__Short exercise__
From the blog post on conservative and liberal worldviews, extract the passage between "In Dr. Lakoff’s" and "of the population.", inclusive, copied word for word.

__Reading text__
## Begin

Thursday, August 07, 2008

"The Price of Right" by Alicia Morgan - An Overview - Part 3

Conservatives and liberals agree on the need for moral behavior in society, but they disagree on the methods used to obtain it. Conservatives believe that the way to enforce moral behavior is by reward and punishment - the part of the Strict Father frame that says that reward and punishment are the tools a good father uses to instill self-discipline and self-reliance in his children. The children do not need to figure out what is right or wrong for themselves. As “good” children, they need to do as they are told by their legitimate authority, their father, who knows better than they do what is right and wrong. Then, when they are grown, they will be self-disciplined as a result of being disciplined by their father, and will become an authority figure themselves. By being self-reliant and self-disciplined, they will do well in society, and be rewarded financially for it. This is how character is built. If a child is not sufficiently disciplined or self-reliant, then his/her punishment is financial hardship. And if a child is not punished for a lack of discipline and/or self-control, then he/she will never learn to be “good.” This is why conservatives believe that a social safety net is not only useless and wasteful, but immoral! Conservatives believe providing for the poor only serves to encourage and reward “bad” behavior. Not only that, but it punishes the “good” people who have played by the rules by making them support the “bad” people.

A broad generalization of the difference between the conservative and liberal worldviews can be described as vertical versus lateral, in that in the conservative view, authority is carried out through order, like a stack of blocks, so that if any person moves out of their appointed place, the entire structure will fall. The liberal value structure is lateral – authority is conferred by purpose, not merely for its own sake (the sake of hierarchy and order) and does not need to be defined by dominance to be effective. The prime values of empathy and responsibility extend to and from all members of the group. Thom Hartmann calls it “the ‘me’ society versus the ‘we’ society”. In conservative economic theory, if each person looks to their own self-interest, the interests of all will benefit. So the conservative is expected to take care of ‘me and mine’. The problem with that is that anyone who is not considered ‘me and mine’ becomes ‘the other’ – not like us. And this, I believe, is the core cause of injustice, hate and war.

In Dr. Lakoff’s analysis of the two models, he explains how the seemingly contradictory positions taken by conservatism (which correlates to the Strict Father metaphor) fit together when viewed through that frame, and why a fact that does not fit into the frame will not be accepted as such at all - it will simply slide off. All people have and utilize both frames in different aspects of their lives, but the stronger or more dominant one frame is, the more it will tend to neutralize the traits corresponding to the other frame. Republicans long ago discovered that framing could be used to connect the conservative agenda with the deepest-held beliefs, needs, and fears of a large segment of the population.

## End

[Data listing]

## Begin

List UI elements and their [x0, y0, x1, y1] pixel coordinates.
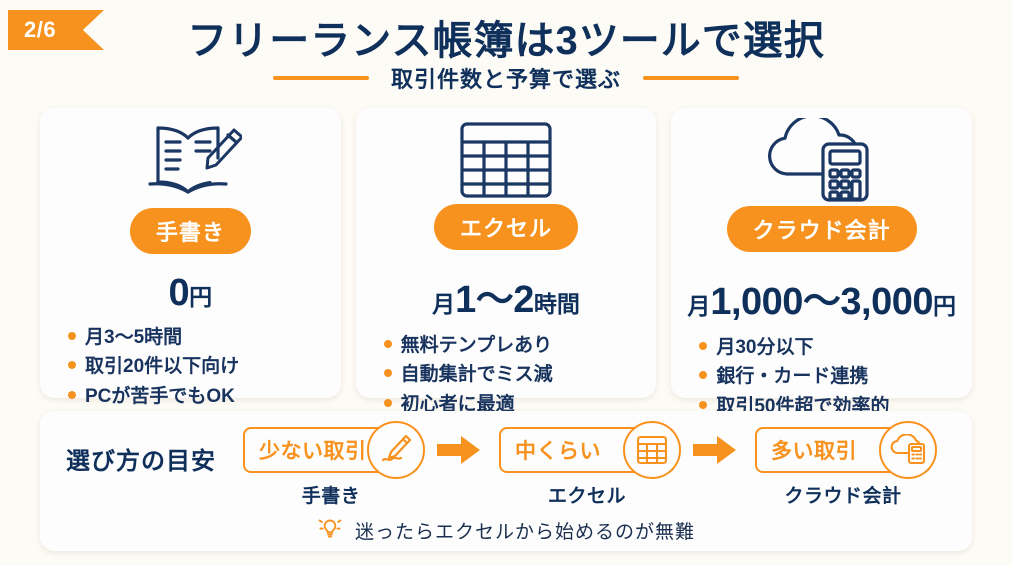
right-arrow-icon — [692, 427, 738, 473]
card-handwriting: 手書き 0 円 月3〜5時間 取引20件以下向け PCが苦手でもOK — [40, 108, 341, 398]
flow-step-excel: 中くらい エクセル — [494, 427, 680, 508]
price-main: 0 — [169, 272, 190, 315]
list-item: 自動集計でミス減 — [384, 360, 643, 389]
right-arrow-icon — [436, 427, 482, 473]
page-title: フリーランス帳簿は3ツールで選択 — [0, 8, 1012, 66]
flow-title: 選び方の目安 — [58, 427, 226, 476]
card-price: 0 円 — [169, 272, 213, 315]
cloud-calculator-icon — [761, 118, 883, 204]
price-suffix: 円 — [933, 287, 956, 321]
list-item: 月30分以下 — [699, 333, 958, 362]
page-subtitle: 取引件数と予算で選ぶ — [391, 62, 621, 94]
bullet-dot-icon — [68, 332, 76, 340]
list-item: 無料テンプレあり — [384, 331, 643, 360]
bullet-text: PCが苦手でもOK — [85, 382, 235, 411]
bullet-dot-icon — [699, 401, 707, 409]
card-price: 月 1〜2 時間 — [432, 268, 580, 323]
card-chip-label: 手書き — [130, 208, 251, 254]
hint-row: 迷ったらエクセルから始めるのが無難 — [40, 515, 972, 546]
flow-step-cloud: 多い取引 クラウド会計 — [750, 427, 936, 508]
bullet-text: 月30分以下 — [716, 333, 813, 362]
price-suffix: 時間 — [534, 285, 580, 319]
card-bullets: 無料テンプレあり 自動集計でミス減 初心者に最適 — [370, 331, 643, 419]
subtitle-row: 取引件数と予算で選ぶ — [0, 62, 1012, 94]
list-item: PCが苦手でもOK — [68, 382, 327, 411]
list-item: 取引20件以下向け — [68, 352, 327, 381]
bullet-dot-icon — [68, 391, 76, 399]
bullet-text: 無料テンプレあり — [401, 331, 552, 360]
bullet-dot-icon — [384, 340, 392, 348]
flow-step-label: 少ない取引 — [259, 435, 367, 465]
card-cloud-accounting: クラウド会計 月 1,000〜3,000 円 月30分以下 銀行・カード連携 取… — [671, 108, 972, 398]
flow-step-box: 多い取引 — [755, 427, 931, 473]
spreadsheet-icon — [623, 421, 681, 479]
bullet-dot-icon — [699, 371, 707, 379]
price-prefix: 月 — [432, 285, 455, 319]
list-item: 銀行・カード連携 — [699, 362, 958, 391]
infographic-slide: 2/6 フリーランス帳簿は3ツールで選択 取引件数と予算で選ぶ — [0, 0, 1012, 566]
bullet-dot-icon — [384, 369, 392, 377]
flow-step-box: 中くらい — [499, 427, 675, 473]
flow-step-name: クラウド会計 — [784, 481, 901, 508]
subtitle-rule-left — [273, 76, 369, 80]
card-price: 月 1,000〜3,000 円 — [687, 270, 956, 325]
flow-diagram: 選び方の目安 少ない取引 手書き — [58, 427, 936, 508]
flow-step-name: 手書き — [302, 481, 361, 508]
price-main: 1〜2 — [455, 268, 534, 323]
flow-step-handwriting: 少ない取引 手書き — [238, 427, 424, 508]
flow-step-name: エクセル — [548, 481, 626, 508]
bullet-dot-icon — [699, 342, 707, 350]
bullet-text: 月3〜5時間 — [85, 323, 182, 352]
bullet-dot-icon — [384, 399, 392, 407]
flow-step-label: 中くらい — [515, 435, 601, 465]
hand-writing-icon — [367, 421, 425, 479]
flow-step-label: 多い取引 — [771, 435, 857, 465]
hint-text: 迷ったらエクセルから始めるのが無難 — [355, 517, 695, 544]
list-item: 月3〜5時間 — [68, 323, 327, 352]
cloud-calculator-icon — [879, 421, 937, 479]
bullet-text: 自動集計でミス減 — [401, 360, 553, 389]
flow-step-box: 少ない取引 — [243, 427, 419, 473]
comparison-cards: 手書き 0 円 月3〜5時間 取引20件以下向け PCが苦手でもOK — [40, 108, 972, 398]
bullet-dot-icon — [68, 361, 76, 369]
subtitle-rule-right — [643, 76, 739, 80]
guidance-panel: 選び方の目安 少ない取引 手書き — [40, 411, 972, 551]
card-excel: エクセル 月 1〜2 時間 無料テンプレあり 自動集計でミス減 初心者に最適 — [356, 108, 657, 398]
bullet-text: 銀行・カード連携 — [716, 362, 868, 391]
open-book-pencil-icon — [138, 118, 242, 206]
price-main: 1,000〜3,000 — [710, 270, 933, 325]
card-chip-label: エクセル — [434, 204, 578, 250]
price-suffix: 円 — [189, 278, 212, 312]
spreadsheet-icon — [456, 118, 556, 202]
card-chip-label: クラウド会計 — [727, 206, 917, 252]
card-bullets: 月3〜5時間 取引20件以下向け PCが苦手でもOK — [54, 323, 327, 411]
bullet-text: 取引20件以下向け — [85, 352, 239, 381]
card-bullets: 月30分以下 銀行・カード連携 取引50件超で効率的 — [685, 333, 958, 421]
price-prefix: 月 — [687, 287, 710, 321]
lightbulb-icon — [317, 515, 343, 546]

## End

__The reply__
In Dr. Lakoff’s analysis of the two models, he explains how the seemingly contradictory positions taken by conservatism (which correlates to the Strict Father metaphor) fit together when viewed through that frame, and why a fact that does not fit into the frame will not be accepted as such at all - it will simply slide off. All people have and utilize both frames in different aspects of their lives, but the stronger or more dominant one frame is, the more it will tend to neutralize the traits corresponding to the other frame. Republicans long ago discovered that framing could be used to connect the conservative agenda with the deepest-held beliefs, needs, and fears of a large segment of the population.